Copy out each line that has "true" in it.

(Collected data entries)
┄┄┄┄┄┄┄┄┄┄┄┄┄┄┄┄┄┄┄┄

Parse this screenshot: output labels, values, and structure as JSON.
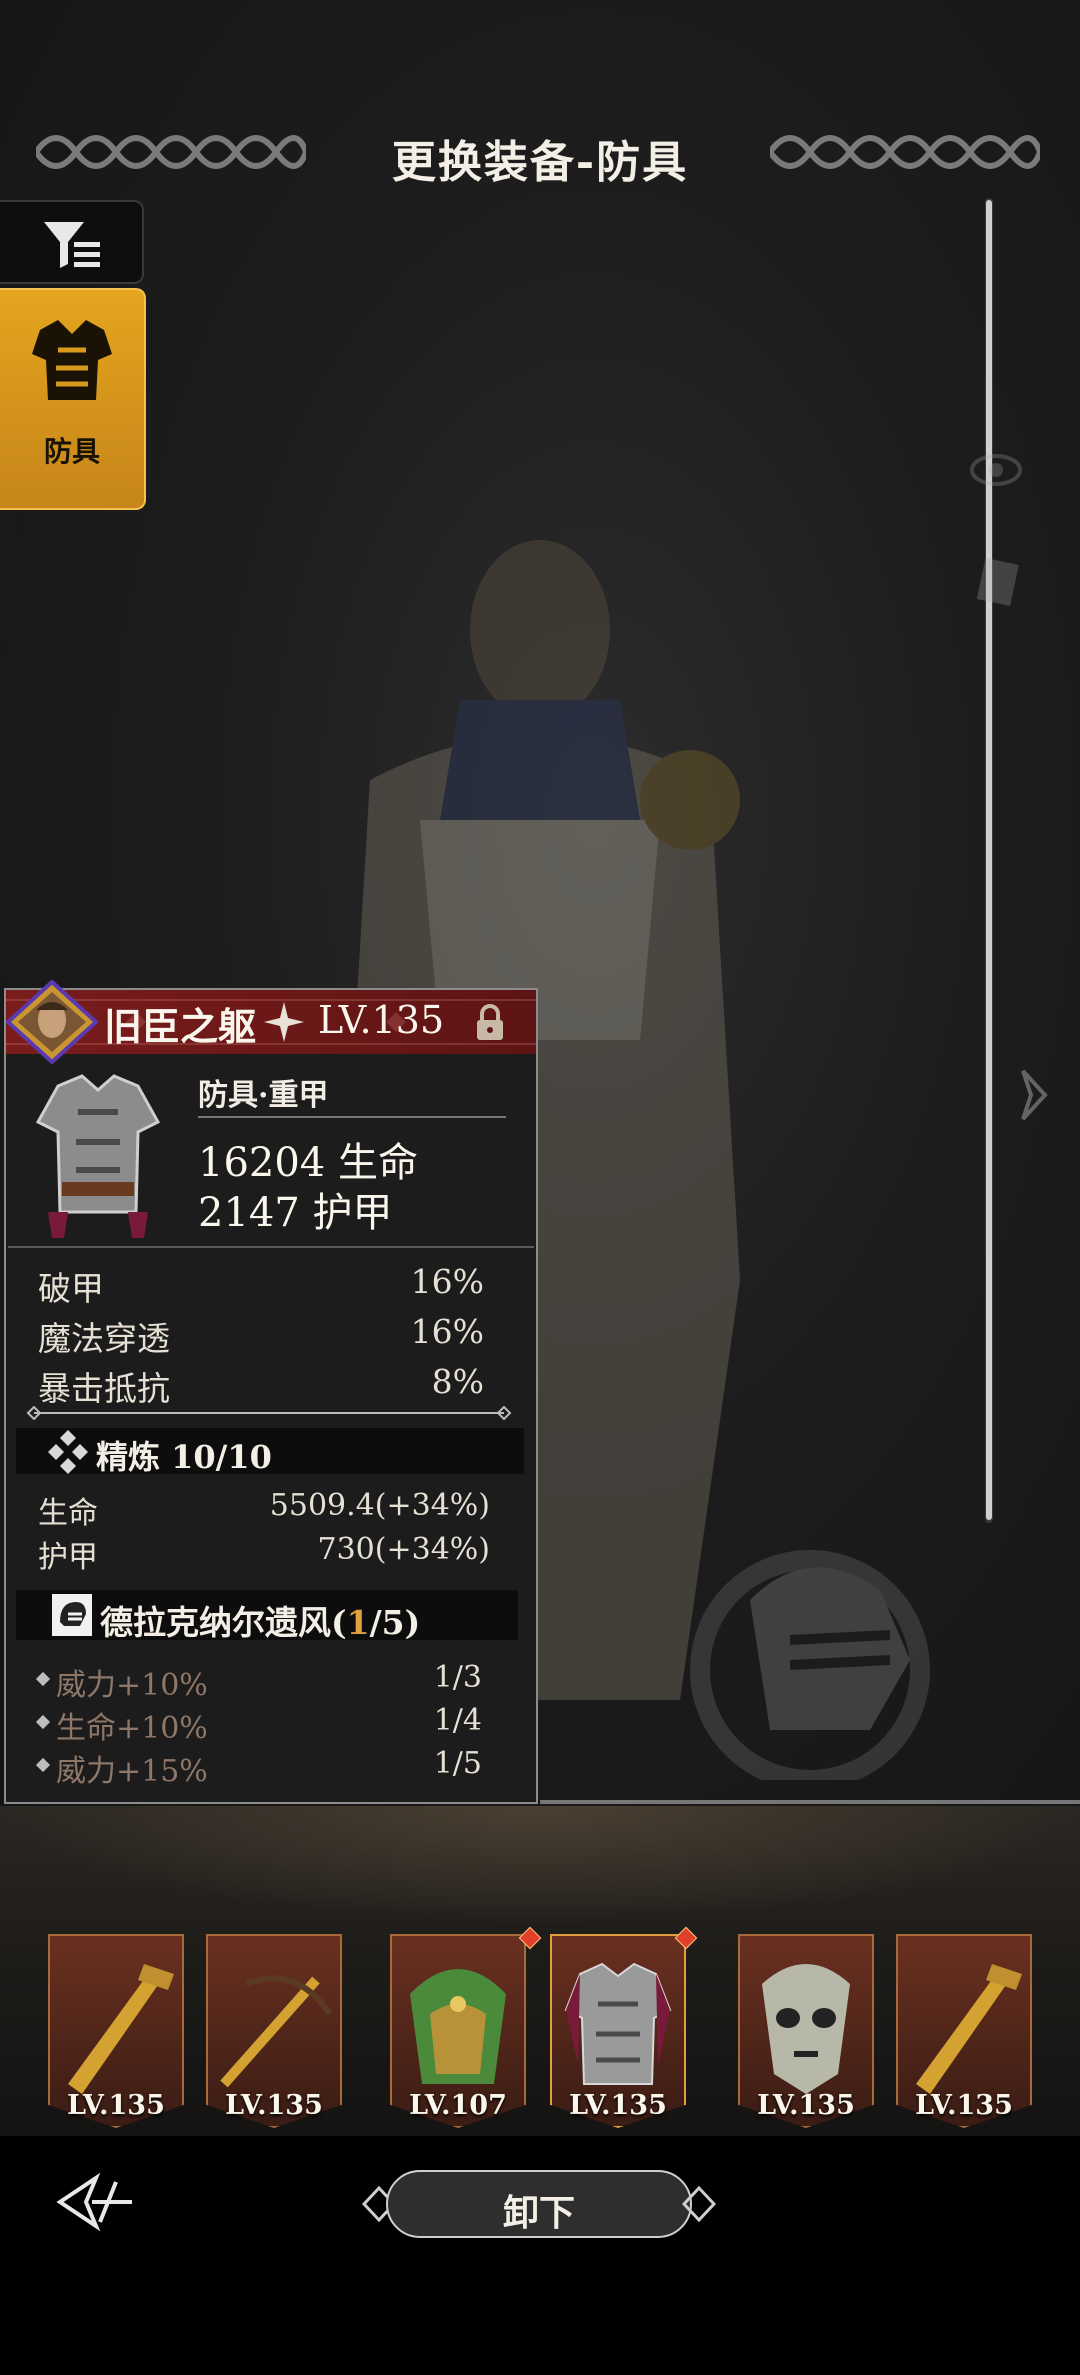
{
  "screen": {
    "title": "更换装备-防具"
  },
  "sidebar": {
    "filter_icon": "filter-icon",
    "category_tab": {
      "label": "防具",
      "icon": "armor-icon",
      "selected": true
    }
  },
  "equipment": {
    "name": "旧臣之躯",
    "level": "LV.135",
    "type": "防具·重甲",
    "main_stats": [
      {
        "value": "16204",
        "name": "生命"
      },
      {
        "value": "2147",
        "name": "护甲"
      }
    ],
    "sub_stats": [
      {
        "label": "破甲",
        "value": "16%"
      },
      {
        "label": "魔法穿透",
        "value": "16%"
      },
      {
        "label": "暴击抵抗",
        "value": "8%"
      }
    ],
    "refine": {
      "label": "精炼 10/10",
      "stats": [
        {
          "label": "生命",
          "value": "5509.4(+34%)"
        },
        {
          "label": "护甲",
          "value": "730(+34%)"
        }
      ]
    },
    "set": {
      "name": "德拉克纳尔遗风(",
      "progress_current": "1",
      "progress_total": "/5)",
      "bonuses": [
        {
          "label": "威力+10%",
          "count": "1/3"
        },
        {
          "label": "生命+10%",
          "count": "1/4"
        },
        {
          "label": "威力+15%",
          "count": "1/5"
        }
      ]
    }
  },
  "slots": [
    {
      "level": "LV.135",
      "item": "golden-gun",
      "new": false
    },
    {
      "level": "LV.135",
      "item": "crossbow",
      "new": false
    },
    {
      "level": "LV.107",
      "item": "leaf-helmet",
      "new": true
    },
    {
      "level": "LV.135",
      "item": "plate-armor",
      "new": true,
      "selected": true
    },
    {
      "level": "LV.135",
      "item": "skull-mask",
      "new": false
    },
    {
      "level": "LV.135",
      "item": "golden-gun",
      "new": false
    }
  ],
  "footer": {
    "unequip_label": "卸下",
    "back_icon": "back-icon"
  },
  "colors": {
    "accent_gold": "#e4a51e",
    "header_red": "#7a1c1c",
    "set_progress": "#e0a040",
    "new_badge": "#e0402a"
  }
}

┄┄┄┄┄┄┄┄┄┄┄┄┄┄┄┄┄┄┄┄

→ Exercise output
      "selected": true
      "new": true
      "new": true,
      "selected": true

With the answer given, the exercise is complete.